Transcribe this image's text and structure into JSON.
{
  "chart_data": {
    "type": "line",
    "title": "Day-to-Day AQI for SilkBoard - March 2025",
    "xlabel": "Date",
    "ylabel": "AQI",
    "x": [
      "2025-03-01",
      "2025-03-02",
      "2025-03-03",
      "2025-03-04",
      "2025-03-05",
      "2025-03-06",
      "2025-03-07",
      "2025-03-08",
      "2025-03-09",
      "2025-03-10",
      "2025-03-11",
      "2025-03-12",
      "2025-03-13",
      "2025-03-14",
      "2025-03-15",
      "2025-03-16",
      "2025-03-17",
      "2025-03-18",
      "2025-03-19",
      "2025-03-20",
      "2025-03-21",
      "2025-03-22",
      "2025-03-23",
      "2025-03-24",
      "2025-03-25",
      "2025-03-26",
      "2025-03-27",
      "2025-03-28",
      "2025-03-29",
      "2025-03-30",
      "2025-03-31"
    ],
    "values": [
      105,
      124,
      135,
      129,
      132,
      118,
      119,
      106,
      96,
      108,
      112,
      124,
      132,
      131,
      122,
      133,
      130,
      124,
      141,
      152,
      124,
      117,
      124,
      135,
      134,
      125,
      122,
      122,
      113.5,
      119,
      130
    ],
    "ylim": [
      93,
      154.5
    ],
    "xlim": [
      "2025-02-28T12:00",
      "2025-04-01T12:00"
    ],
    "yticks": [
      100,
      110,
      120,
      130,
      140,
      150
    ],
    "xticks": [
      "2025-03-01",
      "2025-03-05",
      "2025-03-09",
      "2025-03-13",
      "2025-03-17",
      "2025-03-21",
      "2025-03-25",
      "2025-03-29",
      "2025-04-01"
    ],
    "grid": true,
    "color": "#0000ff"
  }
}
+--
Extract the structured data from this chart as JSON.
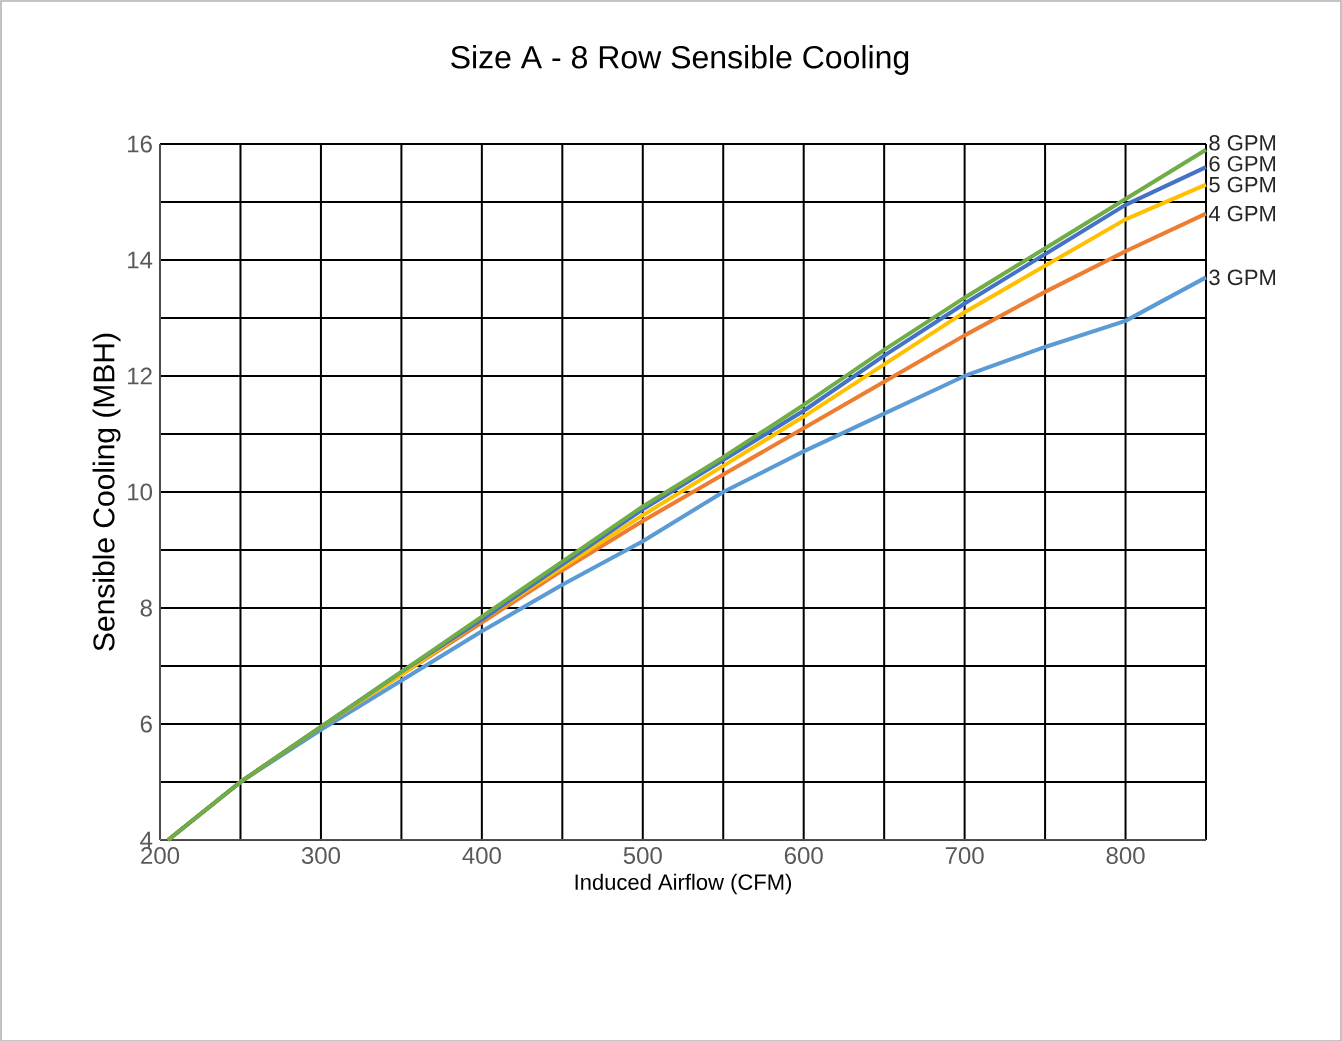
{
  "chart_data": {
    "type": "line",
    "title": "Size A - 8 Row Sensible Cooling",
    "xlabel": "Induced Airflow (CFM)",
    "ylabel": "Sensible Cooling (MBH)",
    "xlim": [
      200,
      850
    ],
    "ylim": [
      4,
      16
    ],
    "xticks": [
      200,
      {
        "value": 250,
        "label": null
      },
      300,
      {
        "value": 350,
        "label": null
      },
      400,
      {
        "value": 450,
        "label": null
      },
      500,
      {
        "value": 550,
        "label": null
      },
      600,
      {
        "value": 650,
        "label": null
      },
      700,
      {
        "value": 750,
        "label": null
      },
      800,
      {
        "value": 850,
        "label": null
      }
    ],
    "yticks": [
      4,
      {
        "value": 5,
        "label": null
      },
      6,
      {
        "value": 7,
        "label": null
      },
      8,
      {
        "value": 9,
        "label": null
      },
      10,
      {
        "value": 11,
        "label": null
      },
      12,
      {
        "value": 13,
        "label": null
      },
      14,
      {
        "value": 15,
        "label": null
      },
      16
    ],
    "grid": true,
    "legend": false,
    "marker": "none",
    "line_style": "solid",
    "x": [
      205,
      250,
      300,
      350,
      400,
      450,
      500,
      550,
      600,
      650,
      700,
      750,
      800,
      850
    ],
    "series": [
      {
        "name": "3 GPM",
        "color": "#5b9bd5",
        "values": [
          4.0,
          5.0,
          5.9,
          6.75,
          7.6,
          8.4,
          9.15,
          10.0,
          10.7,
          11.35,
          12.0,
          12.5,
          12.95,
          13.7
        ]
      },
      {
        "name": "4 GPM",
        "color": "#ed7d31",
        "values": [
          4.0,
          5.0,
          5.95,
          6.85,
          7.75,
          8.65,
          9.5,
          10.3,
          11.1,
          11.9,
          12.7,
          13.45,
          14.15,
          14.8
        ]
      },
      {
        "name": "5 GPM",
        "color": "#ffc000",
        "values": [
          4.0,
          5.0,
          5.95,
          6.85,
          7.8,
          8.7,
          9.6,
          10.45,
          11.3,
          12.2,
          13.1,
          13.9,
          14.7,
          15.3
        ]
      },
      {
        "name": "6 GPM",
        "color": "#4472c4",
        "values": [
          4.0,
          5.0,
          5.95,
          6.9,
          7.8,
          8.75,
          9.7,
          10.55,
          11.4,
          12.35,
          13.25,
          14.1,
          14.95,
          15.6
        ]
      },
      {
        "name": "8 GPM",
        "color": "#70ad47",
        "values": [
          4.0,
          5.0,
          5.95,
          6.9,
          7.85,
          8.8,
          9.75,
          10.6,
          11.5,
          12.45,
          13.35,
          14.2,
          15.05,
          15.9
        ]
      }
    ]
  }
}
+--
- **SHORT EXERCISE**: On how many lines does the word "name" appear? Answer with only the number.

- **SOLUTION TO THIS EXERCISE**: 5